:: Written exercise ::
Show all lines of the listing that hold the word "value".

** begin Records shown **

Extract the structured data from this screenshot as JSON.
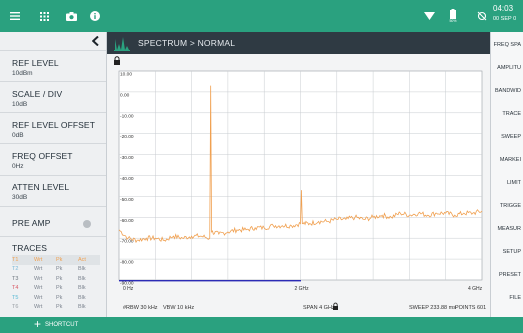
{
  "topbar": {
    "clock_time": "04:03",
    "clock_date": "00 SEP 0",
    "battery_label": "50%"
  },
  "titlebar": {
    "path": "SPECTRUM  >  NORMAL"
  },
  "left_panel": {
    "items": [
      {
        "label": "REF LEVEL",
        "value": "10dBm"
      },
      {
        "label": "SCALE / DIV",
        "value": "10dB"
      },
      {
        "label": "REF LEVEL OFFSET",
        "value": "0dB"
      },
      {
        "label": "FREQ OFFSET",
        "value": "0Hz"
      },
      {
        "label": "ATTEN LEVEL",
        "value": "30dB"
      }
    ],
    "pre_amp_label": "PRE AMP",
    "traces_label": "TRACES",
    "traces": [
      {
        "id": "T1",
        "mode": "Wrt",
        "det": "Pk",
        "state": "Act"
      },
      {
        "id": "T2",
        "mode": "Wrt",
        "det": "Pk",
        "state": "Blk"
      },
      {
        "id": "T3",
        "mode": "Wrt",
        "det": "Pk",
        "state": "Blk"
      },
      {
        "id": "T4",
        "mode": "Wrt",
        "det": "Pk",
        "state": "Blk"
      },
      {
        "id": "T5",
        "mode": "Wrt",
        "det": "Pk",
        "state": "Blk"
      },
      {
        "id": "T6",
        "mode": "Wrt",
        "det": "Pk",
        "state": "Blk"
      }
    ]
  },
  "right_panel": {
    "items": [
      "FREQ SPA",
      "AMPLITU",
      "BANDWID",
      "TRACE",
      "SWEEP",
      "MARKEI",
      "LIMIT",
      "TRIGGE",
      "MEASUR",
      "SETUP",
      "PRESET",
      "FILE"
    ]
  },
  "plot": {
    "y_ticks": [
      "10.00",
      "0.00",
      "-10.00",
      "-20.00",
      "-30.00",
      "-40.00",
      "-50.00",
      "-60.00",
      "-70.00",
      "-80.00",
      "-90.00"
    ],
    "x_ticks": [
      "0 Hz",
      "2 GHz",
      "4 GHz"
    ],
    "rbw": "#RBW 30 kHz",
    "vbw": "VBW 10 kHz",
    "span": "SPAN 4 GHz",
    "sweep": "SWEEP  233.88 ms",
    "points": "POINTS 601"
  },
  "bottombar": {
    "shortcut_label": "SHORTCUT"
  },
  "colors": {
    "accent": "#2aa17f",
    "trace": "#f0a050",
    "trace_colors": [
      "#f0a050",
      "#7ab8d8",
      "#6f7880",
      "#d85a66",
      "#5bbad5",
      "#9aa0a6"
    ]
  },
  "chart_data": {
    "type": "line",
    "title": "",
    "xlabel": "",
    "ylabel": "",
    "xlim": [
      0,
      4
    ],
    "ylim": [
      -90,
      10
    ],
    "grid": true,
    "series": [
      {
        "x": [
          0,
          0.1,
          0.2,
          0.3,
          0.4,
          0.5,
          0.6,
          0.7,
          0.8,
          0.9,
          1.0,
          1.01,
          1.02,
          1.1,
          1.2,
          1.3,
          1.4,
          1.5,
          1.6,
          1.7,
          1.8,
          1.9,
          2.0,
          2.01,
          2.02,
          2.1,
          2.2,
          2.3,
          2.4,
          2.5,
          2.6,
          2.7,
          2.8,
          2.9,
          3.0,
          3.1,
          3.2,
          3.3,
          3.4,
          3.5,
          3.6,
          3.7,
          3.8,
          3.9,
          4.0
        ],
        "y": [
          -66,
          -70,
          -71,
          -70,
          -70,
          -71,
          -69,
          -70,
          -69,
          -69,
          -70,
          3,
          -67,
          -68,
          -67,
          -66,
          -66,
          -65,
          -65,
          -64,
          -64,
          -64,
          -63,
          -47,
          -63,
          -63,
          -62,
          -62,
          -61,
          -61,
          -60,
          -61,
          -60,
          -59,
          -60,
          -58,
          -59,
          -58,
          -59,
          -58,
          -58,
          -59,
          -58,
          -58,
          -57
        ]
      }
    ]
  }
}
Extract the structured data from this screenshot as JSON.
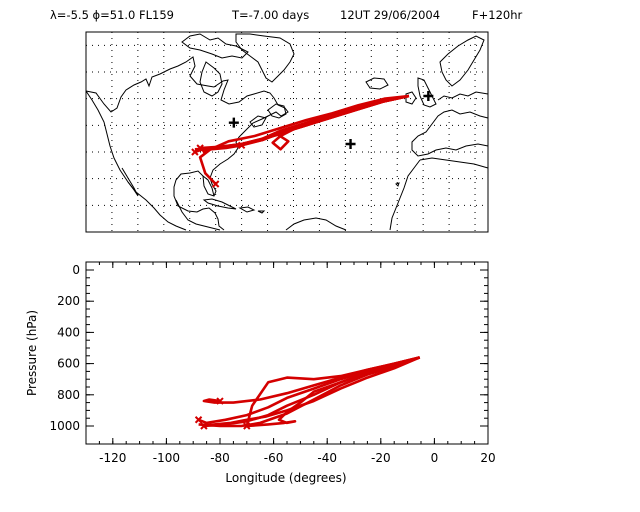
{
  "header": {
    "parameters": "λ=-5.5 ϕ=51.0 FL159",
    "time_offset": "T=-7.00 days",
    "datetime": "12UT 29/06/2004",
    "forecast": "F+120hr"
  },
  "map_panel": {
    "lon_range": [
      -130,
      25
    ],
    "lat_range": [
      0,
      75
    ],
    "grid": "dotted every 10 degrees",
    "coastline_color": "#000000",
    "trajectory_color": "#d40000",
    "markers": [
      {
        "type": "plus",
        "lon": -73,
        "lat": 41
      },
      {
        "type": "plus",
        "lon": -28,
        "lat": 33
      },
      {
        "type": "plus",
        "lon": 2,
        "lat": 51
      }
    ]
  },
  "profile_panel": {
    "xlabel": "Longitude  (degrees)",
    "ylabel": "Pressure  (hPa)",
    "xlim": [
      -130,
      20
    ],
    "ylim": [
      1000,
      0
    ],
    "xticks": [
      "-120",
      "-100",
      "-80",
      "-60",
      "-40",
      "-20",
      "0",
      "20"
    ],
    "yticks": [
      "0",
      "200",
      "400",
      "600",
      "800",
      "1000"
    ]
  },
  "chart_data": {
    "type": "line",
    "title": "",
    "xlabel": "Longitude  (degrees)",
    "ylabel": "Pressure  (hPa)",
    "xlim": [
      -130,
      20
    ],
    "ylim": [
      1000,
      0
    ],
    "series": [
      {
        "lon": [
          -5.5,
          -15,
          -25,
          -35,
          -45,
          -55,
          -65,
          -75,
          -82,
          -86,
          -84,
          -80
        ],
        "lat": [
          51,
          50,
          47.5,
          44.5,
          42,
          39,
          36,
          34,
          31,
          28,
          22,
          18
        ],
        "pressure": [
          560,
          600,
          640,
          690,
          740,
          790,
          830,
          850,
          850,
          840,
          830,
          840
        ]
      },
      {
        "lon": [
          -5.5,
          -15,
          -25,
          -35,
          -45,
          -55,
          -62,
          -70,
          -78,
          -85,
          -88
        ],
        "lat": [
          51,
          49.5,
          47,
          44,
          41,
          38,
          35,
          33,
          32,
          31,
          30
        ],
        "pressure": [
          560,
          610,
          650,
          700,
          760,
          820,
          880,
          930,
          960,
          980,
          960
        ]
      },
      {
        "lon": [
          -5.5,
          -15,
          -25,
          -35,
          -45,
          -55,
          -62,
          -70,
          -78,
          -86
        ],
        "lat": [
          51,
          49,
          46.5,
          43.5,
          40,
          37.5,
          34.5,
          33,
          32,
          31.5
        ],
        "pressure": [
          560,
          620,
          660,
          720,
          800,
          870,
          930,
          970,
          990,
          1000
        ]
      },
      {
        "lon": [
          -5.5,
          -15,
          -25,
          -35,
          -45,
          -55,
          -65,
          -72,
          -80,
          -88
        ],
        "lat": [
          51,
          49,
          46,
          43,
          40,
          37,
          34,
          32.5,
          31.5,
          31
        ],
        "pressure": [
          560,
          620,
          670,
          740,
          830,
          920,
          980,
          1000,
          1000,
          990
        ]
      },
      {
        "lon": [
          -5.5,
          -15,
          -25,
          -35,
          -45,
          -50,
          -55,
          -58,
          -55,
          -52,
          -56,
          -62,
          -70
        ],
        "lat": [
          51,
          49.5,
          47,
          44,
          41,
          38.5,
          36,
          33.5,
          31,
          34,
          36.5,
          35,
          33
        ],
        "pressure": [
          560,
          610,
          660,
          720,
          780,
          850,
          910,
          960,
          980,
          970,
          980,
          990,
          1000
        ]
      },
      {
        "lon": [
          -5.5,
          -15,
          -25,
          -35,
          -45,
          -55,
          -62,
          -68,
          -70
        ],
        "lat": [
          51,
          49,
          46.5,
          43.5,
          40.5,
          37,
          34.5,
          33,
          32.5
        ],
        "pressure": [
          560,
          600,
          640,
          680,
          700,
          690,
          720,
          870,
          1000
        ]
      },
      {
        "lon": [
          -5.5,
          -15,
          -25,
          -35,
          -45,
          -55,
          -63,
          -70,
          -76,
          -82,
          -85
        ],
        "lat": [
          51,
          49,
          46,
          43,
          40,
          37,
          34.5,
          32.5,
          31.5,
          31,
          30
        ],
        "pressure": [
          560,
          630,
          690,
          760,
          840,
          900,
          940,
          960,
          980,
          990,
          995
        ]
      }
    ],
    "end_markers": [
      {
        "lon": -70,
        "lat": 32.5,
        "pressure": 1000
      },
      {
        "lon": -88,
        "lat": 30,
        "pressure": 960
      },
      {
        "lon": -80,
        "lat": 18,
        "pressure": 840
      },
      {
        "lon": -86,
        "lat": 31.5,
        "pressure": 1000
      }
    ]
  }
}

** end Records shown **

:: Full solution ::
        "value": "10dBm"
        "value": "10dB"
        "value": "0dB"
        "value": "0Hz"
        "value": "30dB"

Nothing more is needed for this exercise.